* Goal: Return all lines in the material below that contain "binding".

*** Material to process

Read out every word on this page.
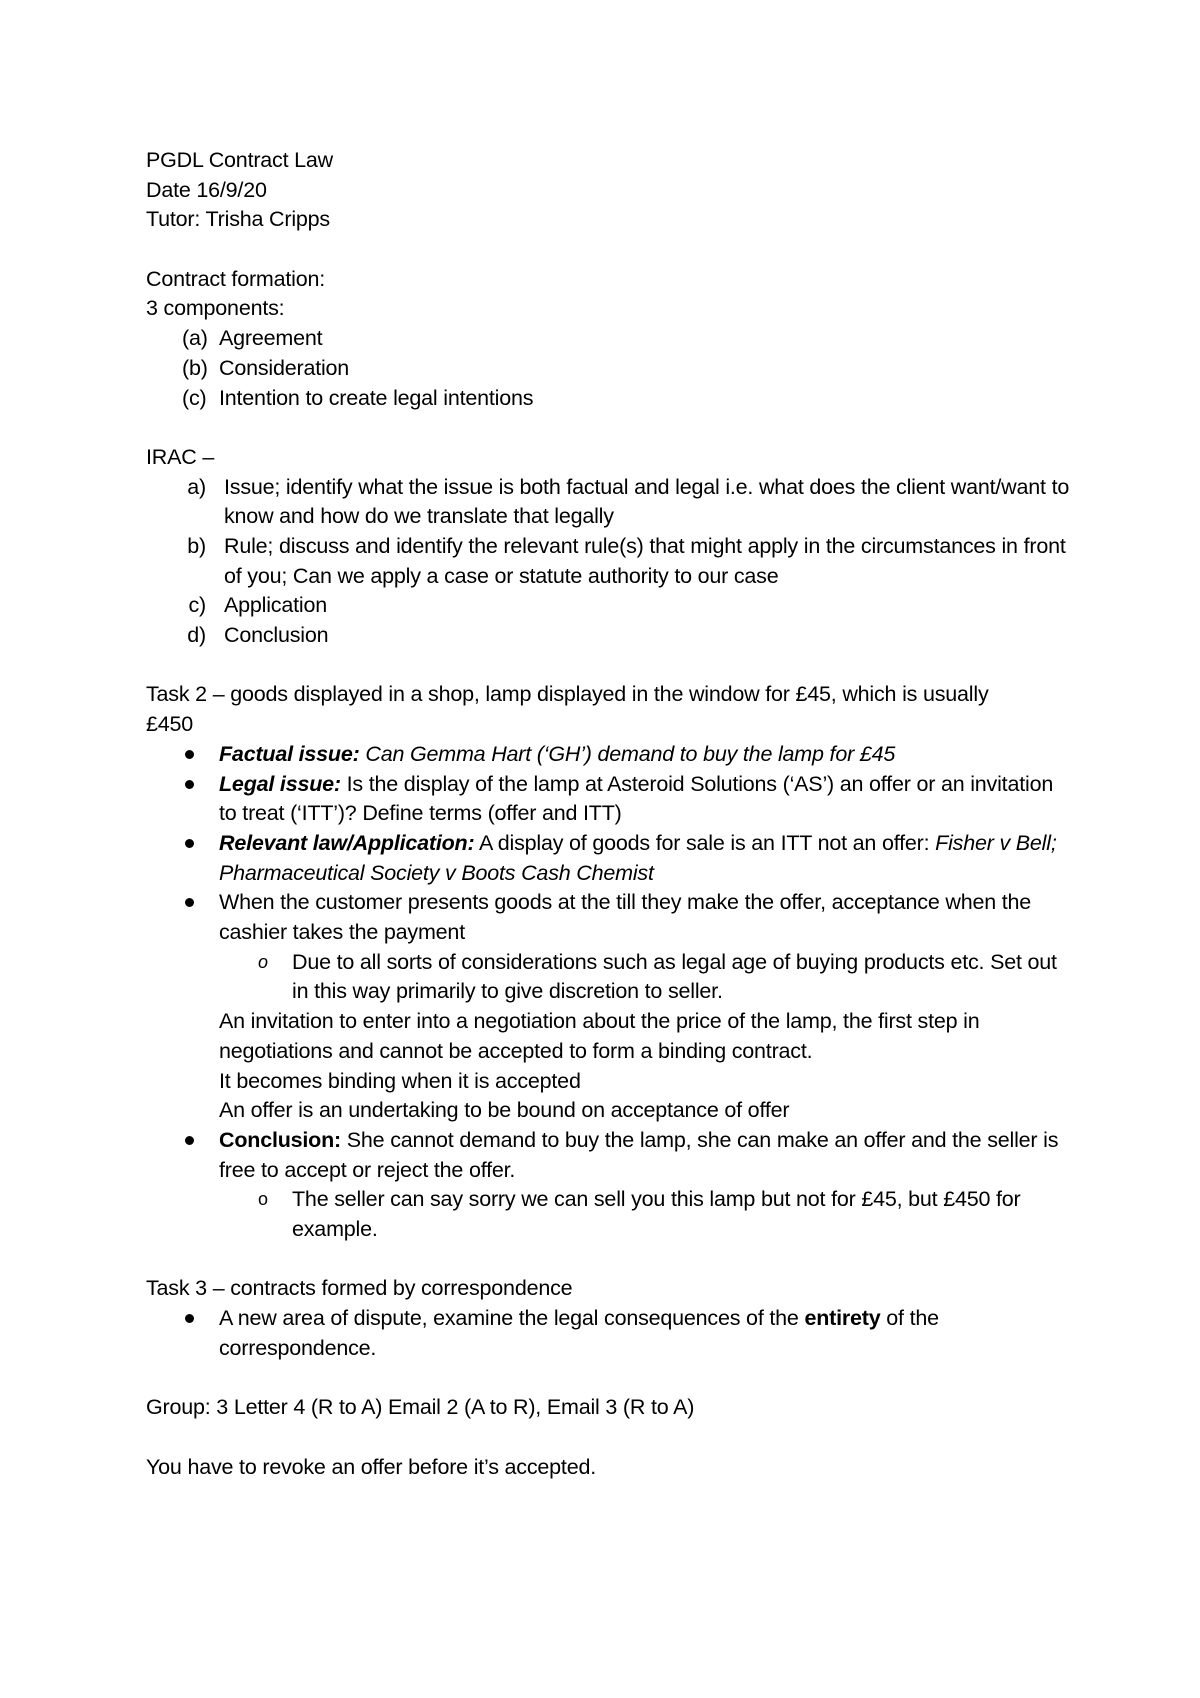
PGDL Contract Law
Date 16/9/20
Tutor: Trisha Cripps
Contract formation:
3 components:
(a) Agreement
(b) Consideration
(c) Intention to create legal intentions
IRAC –
a) Issue; identify what the issue is both factual and legal i.e. what does the client want/want to know and how do we translate that legally
b) Rule; discuss and identify the relevant rule(s) that might apply in the circumstances in front of you; Can we apply a case or statute authority to our case
c) Application
d) Conclusion
Task 2 – goods displayed in a shop, lamp displayed in the window for £45, which is usually
£450
Factual issue: Can Gemma Hart (‘GH’) demand to buy the lamp for £45
Legal issue: Is the display of the lamp at Asteroid Solutions (‘AS’) an offer or an invitation to treat (‘ITT’)? Define terms (offer and ITT)
Relevant law/Application: A display of goods for sale is an ITT not an offer: Fisher v Bell; Pharmaceutical Society v Boots Cash Chemist
When the customer presents goods at the till they make the offer, acceptance when the cashier takes the payment
o Due to all sorts of considerations such as legal age of buying products etc. Set out in this way primarily to give discretion to seller.
An invitation to enter into a negotiation about the price of the lamp, the first step in negotiations and cannot be accepted to form a binding contract.
It becomes binding when it is accepted
An offer is an undertaking to be bound on acceptance of offer
Conclusion: She cannot demand to buy the lamp, she can make an offer and the seller is free to accept or reject the offer.
o The seller can say sorry we can sell you this lamp but not for £45, but £450 for example.
Task 3 – contracts formed by correspondence
A new area of dispute, examine the legal consequences of the entirety of the correspondence.
Group: 3 Letter 4 (R to A) Email 2 (A to R), Email 3 (R to A)
You have to revoke an offer before it’s accepted.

******

* Answer to this task:
An invitation to enter into a negotiation about the price of the lamp, the first step in negotiations and cannot be accepted to form a binding contract.
It becomes binding when it is accepted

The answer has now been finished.